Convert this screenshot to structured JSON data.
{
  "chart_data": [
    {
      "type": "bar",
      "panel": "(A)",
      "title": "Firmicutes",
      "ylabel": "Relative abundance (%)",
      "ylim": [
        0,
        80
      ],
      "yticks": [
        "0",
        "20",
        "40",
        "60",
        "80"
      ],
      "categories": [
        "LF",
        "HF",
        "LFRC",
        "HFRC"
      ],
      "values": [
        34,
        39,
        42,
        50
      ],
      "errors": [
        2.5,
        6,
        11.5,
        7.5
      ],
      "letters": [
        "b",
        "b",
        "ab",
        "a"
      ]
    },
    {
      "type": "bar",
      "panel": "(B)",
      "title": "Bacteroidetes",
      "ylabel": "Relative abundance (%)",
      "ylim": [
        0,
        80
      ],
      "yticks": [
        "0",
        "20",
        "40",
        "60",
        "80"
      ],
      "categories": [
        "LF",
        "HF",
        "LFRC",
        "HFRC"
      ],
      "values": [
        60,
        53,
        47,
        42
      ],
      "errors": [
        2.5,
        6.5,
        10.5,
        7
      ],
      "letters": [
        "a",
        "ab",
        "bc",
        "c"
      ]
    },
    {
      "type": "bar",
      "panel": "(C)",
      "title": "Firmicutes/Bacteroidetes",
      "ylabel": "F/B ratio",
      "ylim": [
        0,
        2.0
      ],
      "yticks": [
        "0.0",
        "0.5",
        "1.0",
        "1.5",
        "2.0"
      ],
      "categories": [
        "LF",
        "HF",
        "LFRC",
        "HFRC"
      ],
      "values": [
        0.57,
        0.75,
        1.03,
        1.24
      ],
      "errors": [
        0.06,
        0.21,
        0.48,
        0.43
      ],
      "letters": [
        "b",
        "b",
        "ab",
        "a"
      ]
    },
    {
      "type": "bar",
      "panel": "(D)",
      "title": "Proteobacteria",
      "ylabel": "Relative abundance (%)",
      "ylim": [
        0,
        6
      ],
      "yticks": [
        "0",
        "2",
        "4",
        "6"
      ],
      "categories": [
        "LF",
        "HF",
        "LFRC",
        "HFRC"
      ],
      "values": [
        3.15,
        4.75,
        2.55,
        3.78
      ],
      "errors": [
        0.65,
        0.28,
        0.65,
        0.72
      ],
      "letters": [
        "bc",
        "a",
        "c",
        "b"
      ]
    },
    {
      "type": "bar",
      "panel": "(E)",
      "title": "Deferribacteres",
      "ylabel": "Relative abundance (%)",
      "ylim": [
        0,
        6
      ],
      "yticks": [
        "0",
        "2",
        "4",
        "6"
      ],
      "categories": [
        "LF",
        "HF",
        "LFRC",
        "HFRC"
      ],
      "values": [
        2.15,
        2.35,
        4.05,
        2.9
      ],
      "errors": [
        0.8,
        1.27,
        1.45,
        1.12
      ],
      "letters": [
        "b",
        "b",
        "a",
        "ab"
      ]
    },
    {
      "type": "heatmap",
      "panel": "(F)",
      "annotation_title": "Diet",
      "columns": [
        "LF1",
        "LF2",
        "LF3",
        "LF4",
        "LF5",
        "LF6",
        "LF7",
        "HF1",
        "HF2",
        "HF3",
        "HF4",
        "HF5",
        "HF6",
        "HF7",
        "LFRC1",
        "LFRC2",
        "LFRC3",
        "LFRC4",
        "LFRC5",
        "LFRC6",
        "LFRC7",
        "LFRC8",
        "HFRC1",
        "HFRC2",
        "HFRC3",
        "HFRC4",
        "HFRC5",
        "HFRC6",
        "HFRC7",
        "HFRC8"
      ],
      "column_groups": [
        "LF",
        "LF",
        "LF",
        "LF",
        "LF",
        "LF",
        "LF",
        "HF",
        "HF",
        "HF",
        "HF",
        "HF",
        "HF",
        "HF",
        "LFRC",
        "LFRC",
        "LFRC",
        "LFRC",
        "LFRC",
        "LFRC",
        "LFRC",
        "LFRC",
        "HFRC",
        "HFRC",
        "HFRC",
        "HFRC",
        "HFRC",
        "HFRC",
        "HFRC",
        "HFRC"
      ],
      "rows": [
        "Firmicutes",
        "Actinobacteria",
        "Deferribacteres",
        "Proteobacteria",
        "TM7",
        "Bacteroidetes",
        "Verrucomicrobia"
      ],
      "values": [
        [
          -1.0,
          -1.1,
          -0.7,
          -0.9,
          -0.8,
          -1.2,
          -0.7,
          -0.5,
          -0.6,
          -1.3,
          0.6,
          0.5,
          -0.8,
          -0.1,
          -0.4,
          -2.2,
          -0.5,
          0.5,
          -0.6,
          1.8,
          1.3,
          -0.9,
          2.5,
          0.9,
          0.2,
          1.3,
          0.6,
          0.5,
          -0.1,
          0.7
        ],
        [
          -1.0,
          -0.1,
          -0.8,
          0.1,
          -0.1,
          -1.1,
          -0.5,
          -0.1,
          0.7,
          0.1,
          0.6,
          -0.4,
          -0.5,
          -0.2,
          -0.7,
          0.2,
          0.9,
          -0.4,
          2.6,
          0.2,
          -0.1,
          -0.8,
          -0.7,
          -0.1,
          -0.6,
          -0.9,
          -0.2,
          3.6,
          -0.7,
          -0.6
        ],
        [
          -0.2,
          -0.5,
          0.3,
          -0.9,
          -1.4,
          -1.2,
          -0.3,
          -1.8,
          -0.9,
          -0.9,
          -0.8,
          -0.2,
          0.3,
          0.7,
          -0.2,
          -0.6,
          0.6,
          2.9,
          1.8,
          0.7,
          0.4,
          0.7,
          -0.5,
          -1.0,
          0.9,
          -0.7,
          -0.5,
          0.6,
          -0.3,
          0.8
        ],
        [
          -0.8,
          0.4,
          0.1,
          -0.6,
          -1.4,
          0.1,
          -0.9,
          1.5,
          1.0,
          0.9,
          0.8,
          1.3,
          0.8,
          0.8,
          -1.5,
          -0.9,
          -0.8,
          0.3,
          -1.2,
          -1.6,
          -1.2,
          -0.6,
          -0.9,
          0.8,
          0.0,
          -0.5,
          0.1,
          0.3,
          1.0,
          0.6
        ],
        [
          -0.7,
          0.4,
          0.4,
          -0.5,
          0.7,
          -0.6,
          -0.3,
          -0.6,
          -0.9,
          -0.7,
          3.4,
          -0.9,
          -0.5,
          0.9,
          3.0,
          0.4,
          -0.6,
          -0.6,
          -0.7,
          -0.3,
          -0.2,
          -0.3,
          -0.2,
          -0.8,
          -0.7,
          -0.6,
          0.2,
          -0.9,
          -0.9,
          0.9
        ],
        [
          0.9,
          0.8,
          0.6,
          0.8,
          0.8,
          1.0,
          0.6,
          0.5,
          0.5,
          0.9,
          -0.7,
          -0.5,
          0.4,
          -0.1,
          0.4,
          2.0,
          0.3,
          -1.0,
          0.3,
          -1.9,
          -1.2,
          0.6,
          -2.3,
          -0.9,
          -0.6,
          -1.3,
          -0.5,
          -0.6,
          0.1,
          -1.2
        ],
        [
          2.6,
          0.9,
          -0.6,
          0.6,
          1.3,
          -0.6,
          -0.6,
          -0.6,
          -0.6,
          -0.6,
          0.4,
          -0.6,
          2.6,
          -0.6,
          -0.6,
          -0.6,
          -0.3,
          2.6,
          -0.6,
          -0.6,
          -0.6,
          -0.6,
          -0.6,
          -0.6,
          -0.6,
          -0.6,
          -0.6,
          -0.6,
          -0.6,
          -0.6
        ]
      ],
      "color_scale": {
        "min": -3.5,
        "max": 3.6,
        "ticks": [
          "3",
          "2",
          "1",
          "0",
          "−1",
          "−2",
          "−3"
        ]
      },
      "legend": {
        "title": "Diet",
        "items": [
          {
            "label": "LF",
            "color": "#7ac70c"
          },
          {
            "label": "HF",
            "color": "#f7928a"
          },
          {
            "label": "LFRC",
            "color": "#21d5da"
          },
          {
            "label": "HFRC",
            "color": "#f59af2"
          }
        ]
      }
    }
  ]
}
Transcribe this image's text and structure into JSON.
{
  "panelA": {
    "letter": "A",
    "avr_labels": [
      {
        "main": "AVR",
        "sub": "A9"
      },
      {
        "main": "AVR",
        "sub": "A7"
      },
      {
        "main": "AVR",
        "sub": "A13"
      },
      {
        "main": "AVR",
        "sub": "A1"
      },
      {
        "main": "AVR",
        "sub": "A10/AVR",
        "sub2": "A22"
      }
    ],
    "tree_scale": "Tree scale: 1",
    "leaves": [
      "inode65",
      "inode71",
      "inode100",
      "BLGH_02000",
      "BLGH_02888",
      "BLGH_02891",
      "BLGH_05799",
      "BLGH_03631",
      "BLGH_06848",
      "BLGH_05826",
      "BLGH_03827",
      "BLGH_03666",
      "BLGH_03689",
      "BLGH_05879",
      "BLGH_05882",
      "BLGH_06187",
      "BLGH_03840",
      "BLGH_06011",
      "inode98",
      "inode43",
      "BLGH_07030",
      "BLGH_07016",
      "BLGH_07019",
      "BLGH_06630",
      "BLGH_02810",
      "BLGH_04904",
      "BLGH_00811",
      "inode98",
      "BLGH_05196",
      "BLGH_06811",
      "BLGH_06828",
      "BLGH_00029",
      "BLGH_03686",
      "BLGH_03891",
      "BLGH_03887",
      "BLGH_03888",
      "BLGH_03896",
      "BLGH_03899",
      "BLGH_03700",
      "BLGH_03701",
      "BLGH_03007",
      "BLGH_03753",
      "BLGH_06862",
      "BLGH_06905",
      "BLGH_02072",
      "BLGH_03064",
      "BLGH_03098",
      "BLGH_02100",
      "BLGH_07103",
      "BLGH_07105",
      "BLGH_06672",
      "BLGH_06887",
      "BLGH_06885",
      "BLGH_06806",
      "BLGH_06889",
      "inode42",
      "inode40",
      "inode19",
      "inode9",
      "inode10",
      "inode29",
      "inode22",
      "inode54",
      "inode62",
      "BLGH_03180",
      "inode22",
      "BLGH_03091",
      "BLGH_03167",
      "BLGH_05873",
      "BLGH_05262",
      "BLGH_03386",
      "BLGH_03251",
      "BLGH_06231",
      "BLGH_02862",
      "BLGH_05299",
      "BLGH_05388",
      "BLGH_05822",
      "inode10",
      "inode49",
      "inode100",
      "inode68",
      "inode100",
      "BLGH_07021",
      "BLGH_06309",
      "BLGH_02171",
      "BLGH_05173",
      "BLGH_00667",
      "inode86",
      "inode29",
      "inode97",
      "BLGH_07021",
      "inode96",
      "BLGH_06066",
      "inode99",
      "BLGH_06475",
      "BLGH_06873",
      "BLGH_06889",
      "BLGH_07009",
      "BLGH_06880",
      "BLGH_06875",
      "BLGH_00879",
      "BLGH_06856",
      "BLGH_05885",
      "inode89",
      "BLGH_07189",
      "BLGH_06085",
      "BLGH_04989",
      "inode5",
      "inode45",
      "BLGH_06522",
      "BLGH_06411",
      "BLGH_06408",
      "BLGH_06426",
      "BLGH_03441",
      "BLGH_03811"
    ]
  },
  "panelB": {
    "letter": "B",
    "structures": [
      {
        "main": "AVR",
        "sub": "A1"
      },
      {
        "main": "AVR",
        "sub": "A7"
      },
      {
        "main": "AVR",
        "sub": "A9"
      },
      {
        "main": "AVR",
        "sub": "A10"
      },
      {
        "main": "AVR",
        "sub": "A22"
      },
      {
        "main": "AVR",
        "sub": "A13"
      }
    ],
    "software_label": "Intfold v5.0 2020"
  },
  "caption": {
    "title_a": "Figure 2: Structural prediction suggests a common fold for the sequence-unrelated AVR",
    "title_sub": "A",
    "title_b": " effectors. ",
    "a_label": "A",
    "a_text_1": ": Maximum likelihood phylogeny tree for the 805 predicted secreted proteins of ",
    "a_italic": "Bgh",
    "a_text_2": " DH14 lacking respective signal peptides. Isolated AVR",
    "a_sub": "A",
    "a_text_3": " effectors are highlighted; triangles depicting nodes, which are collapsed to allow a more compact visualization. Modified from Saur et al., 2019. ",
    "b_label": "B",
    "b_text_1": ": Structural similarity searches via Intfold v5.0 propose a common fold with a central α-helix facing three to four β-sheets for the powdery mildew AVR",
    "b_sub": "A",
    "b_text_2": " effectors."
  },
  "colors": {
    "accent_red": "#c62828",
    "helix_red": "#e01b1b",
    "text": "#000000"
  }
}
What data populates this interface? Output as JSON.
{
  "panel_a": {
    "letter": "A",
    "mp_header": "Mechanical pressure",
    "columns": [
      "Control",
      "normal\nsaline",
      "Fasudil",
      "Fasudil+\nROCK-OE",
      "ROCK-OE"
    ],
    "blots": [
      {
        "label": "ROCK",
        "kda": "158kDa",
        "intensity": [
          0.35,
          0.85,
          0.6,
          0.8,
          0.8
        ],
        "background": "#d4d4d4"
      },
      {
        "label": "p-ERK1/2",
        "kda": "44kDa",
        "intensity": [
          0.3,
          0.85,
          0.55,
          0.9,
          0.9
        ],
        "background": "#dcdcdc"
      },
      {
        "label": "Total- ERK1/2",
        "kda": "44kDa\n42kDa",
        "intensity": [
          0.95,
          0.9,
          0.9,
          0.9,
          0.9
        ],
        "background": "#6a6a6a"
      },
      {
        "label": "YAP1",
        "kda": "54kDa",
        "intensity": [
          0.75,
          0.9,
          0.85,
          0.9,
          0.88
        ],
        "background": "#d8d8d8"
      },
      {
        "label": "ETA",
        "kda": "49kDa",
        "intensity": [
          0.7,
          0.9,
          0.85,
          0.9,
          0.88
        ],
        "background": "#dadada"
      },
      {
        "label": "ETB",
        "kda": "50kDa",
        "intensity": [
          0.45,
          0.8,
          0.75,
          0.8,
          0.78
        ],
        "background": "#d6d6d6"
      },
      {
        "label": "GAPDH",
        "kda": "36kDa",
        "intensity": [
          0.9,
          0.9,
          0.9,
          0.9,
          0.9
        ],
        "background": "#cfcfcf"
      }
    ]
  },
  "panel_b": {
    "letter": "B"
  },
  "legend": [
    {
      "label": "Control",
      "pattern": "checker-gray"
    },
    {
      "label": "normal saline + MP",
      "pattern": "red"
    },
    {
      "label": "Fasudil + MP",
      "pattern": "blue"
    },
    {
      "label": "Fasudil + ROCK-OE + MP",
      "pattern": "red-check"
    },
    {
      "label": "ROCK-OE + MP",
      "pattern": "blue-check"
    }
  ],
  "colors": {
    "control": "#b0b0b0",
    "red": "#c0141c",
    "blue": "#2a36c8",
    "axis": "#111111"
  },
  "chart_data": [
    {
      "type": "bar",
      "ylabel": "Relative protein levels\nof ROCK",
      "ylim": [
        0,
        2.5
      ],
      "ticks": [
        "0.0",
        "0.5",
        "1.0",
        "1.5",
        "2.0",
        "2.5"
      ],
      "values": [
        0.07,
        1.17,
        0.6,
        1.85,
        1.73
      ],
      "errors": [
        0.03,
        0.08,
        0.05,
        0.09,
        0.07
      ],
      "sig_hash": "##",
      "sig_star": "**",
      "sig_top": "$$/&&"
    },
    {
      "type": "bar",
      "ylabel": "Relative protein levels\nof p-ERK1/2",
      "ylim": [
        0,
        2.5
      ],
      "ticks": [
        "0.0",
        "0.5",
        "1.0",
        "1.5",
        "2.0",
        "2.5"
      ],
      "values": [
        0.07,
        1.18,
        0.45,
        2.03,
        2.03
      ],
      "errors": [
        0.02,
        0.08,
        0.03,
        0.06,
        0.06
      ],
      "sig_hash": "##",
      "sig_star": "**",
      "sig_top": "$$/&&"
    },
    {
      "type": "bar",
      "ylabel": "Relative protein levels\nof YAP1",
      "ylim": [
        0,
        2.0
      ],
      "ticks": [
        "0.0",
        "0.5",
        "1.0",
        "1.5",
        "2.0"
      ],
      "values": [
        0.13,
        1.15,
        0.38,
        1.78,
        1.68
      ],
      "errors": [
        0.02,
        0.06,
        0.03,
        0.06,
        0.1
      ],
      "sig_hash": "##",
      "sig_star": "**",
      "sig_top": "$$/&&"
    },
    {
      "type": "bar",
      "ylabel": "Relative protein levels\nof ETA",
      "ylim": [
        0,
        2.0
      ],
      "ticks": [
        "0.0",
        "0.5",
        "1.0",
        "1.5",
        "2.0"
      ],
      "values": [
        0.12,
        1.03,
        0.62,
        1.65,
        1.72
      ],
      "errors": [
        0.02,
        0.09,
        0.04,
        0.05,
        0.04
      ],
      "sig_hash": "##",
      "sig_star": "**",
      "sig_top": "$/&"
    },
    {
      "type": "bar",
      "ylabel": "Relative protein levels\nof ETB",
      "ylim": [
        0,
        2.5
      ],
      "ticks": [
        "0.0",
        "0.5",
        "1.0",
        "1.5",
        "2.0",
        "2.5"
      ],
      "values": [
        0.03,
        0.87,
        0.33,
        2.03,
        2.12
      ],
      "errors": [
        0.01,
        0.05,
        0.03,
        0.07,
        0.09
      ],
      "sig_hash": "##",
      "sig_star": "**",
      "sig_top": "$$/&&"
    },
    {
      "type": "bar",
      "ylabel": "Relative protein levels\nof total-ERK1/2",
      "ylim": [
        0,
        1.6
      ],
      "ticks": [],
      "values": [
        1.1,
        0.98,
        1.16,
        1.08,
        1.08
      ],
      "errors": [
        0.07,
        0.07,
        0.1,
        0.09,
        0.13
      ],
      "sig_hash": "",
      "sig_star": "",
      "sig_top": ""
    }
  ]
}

§ AIM OF THE TASK
Could you find every line in the records above that contains the word "Intfold" and copy it?

§ WRITTEN SOLUTION
    "software_label": "Intfold v5.0 2020"
    "b_text_1": ": Structural similarity searches via Intfold v5.0 propose a common fold with a central α-helix facing three to four β-sheets for the powdery mildew AVR",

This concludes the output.